[start]

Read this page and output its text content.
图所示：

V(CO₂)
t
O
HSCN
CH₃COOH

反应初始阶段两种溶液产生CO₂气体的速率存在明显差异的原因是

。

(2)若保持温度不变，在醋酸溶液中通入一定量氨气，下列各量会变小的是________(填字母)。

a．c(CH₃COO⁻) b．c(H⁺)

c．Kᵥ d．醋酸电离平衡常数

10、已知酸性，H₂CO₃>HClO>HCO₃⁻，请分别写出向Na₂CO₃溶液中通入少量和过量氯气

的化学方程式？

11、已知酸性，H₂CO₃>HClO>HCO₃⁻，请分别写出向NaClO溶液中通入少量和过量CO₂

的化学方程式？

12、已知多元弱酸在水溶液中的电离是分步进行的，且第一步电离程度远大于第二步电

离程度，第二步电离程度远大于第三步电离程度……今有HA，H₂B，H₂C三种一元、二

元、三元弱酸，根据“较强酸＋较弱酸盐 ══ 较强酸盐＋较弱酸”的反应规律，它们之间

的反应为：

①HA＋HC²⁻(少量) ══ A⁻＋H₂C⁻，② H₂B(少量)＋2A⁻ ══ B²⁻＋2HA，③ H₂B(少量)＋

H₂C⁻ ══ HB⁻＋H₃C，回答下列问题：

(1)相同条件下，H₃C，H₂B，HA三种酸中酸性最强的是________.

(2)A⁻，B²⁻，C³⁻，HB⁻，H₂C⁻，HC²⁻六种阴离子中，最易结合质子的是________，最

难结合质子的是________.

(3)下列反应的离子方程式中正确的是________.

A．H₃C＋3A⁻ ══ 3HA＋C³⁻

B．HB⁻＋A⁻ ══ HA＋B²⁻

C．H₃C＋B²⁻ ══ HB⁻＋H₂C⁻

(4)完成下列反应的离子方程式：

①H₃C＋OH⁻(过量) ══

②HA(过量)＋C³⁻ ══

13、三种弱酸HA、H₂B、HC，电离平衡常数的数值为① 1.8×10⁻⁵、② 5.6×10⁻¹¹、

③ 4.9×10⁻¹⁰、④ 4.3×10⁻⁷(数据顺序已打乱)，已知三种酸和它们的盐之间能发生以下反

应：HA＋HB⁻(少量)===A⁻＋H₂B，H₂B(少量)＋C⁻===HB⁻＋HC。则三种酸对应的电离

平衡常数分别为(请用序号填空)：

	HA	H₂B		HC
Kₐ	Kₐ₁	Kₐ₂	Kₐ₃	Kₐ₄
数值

[end]
[start]

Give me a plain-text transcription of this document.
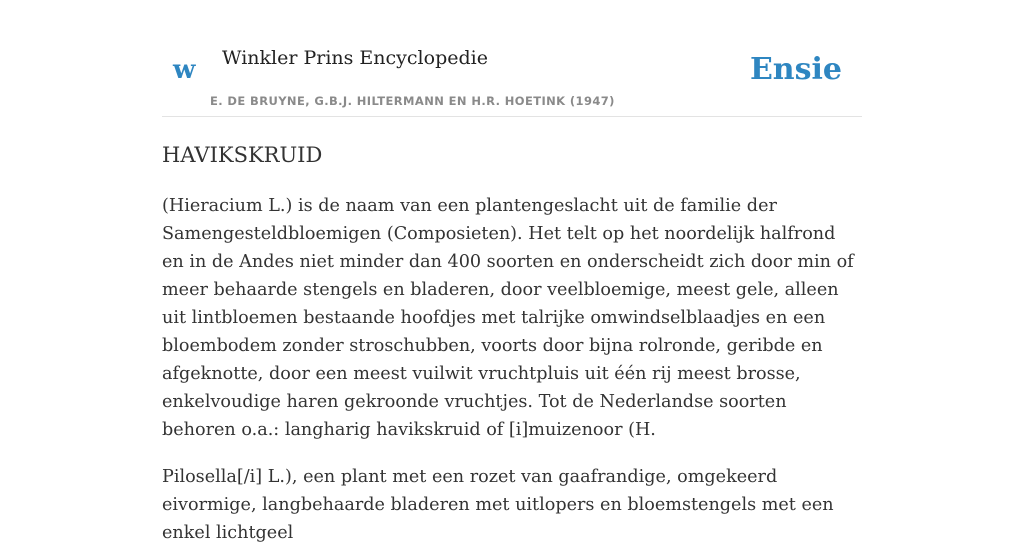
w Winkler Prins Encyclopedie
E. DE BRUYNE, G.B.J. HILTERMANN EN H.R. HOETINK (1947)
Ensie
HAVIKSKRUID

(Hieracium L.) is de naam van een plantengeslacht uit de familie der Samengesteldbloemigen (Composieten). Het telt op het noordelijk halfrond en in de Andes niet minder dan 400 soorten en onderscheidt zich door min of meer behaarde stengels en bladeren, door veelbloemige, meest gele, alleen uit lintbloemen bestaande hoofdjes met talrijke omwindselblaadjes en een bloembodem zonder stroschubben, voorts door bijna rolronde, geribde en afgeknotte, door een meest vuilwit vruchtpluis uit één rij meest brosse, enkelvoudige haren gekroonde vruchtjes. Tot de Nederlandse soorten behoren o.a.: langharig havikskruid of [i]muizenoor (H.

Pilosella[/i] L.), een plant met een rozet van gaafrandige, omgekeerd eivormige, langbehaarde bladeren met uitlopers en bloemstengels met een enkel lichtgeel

[end]

■ **What you will do**: Copy out each line that contains the word "bladeren".

■ **Task solution**:
(Hieracium L.) is de naam van een plantengeslacht uit de familie der Samengesteldbloemigen (Composieten). Het telt op het noordelijk halfrond en in de Andes niet minder dan 400 soorten en onderscheidt zich door min of meer behaarde stengels en bladeren, door veelbloemige, meest gele, alleen uit lintbloemen bestaande hoofdjes met talrijke omwindselblaadjes en een bloembodem zonder stroschubben, voorts door bijna rolronde, geribde en afgeknotte, door een meest vuilwit vruchtpluis uit één rij meest brosse, enkelvoudige haren gekroonde vruchtjes. Tot de Nederlandse soorten behoren o.a.: langharig havikskruid of [i]muizenoor (H.
Pilosella[/i] L.), een plant met een rozet van gaafrandige, omgekeerd eivormige, langbehaarde bladeren met uitlopers en bloemstengels met een enkel lichtgeel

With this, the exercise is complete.